Task requirements:
Return the lines where the word "harmonics" occurs.

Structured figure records
···

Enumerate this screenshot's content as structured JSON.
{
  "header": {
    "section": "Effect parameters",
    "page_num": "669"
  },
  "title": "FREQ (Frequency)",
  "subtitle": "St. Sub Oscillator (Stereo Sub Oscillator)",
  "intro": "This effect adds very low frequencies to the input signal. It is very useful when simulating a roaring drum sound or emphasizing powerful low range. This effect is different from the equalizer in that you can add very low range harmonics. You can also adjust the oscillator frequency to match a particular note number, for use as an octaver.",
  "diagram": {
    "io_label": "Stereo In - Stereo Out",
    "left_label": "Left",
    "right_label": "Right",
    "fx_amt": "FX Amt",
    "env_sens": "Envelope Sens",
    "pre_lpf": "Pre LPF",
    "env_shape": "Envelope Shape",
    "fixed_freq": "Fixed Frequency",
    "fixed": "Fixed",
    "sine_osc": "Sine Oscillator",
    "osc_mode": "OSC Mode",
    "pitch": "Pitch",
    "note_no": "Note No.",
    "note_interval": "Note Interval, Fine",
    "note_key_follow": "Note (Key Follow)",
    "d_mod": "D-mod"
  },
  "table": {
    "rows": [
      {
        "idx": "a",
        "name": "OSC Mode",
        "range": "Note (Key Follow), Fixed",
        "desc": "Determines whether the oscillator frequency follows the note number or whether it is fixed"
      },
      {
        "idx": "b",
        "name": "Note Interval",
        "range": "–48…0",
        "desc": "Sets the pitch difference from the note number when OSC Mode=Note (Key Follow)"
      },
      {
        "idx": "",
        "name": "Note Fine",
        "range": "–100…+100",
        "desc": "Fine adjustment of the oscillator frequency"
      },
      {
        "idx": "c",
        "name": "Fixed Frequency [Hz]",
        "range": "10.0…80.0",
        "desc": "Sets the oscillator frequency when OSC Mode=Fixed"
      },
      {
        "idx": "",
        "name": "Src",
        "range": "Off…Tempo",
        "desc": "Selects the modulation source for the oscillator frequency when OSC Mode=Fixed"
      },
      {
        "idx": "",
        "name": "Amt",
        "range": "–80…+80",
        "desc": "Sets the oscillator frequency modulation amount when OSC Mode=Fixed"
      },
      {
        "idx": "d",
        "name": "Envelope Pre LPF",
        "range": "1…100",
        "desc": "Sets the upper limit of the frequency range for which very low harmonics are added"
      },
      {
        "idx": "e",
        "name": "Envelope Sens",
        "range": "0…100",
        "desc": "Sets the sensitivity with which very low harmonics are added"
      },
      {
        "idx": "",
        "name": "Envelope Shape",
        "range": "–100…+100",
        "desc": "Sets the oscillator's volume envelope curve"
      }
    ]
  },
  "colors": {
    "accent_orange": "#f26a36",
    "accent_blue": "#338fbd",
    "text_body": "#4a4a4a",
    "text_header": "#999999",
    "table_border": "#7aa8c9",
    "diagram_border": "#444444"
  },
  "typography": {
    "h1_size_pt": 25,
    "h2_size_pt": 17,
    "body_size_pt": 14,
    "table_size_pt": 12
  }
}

···

Complete output:
  "intro": "This effect adds very low frequencies to the input signal. It is very useful when simulating a roaring drum sound or emphasizing powerful low range. This effect is different from the equalizer in that you can add very low range harmonics. You can also adjust the oscillator frequency to match a particular note number, for use as an octaver.",
        "desc": "Sets the upper limit of the frequency range for which very low harmonics are added"
        "desc": "Sets the sensitivity with which very low harmonics are added"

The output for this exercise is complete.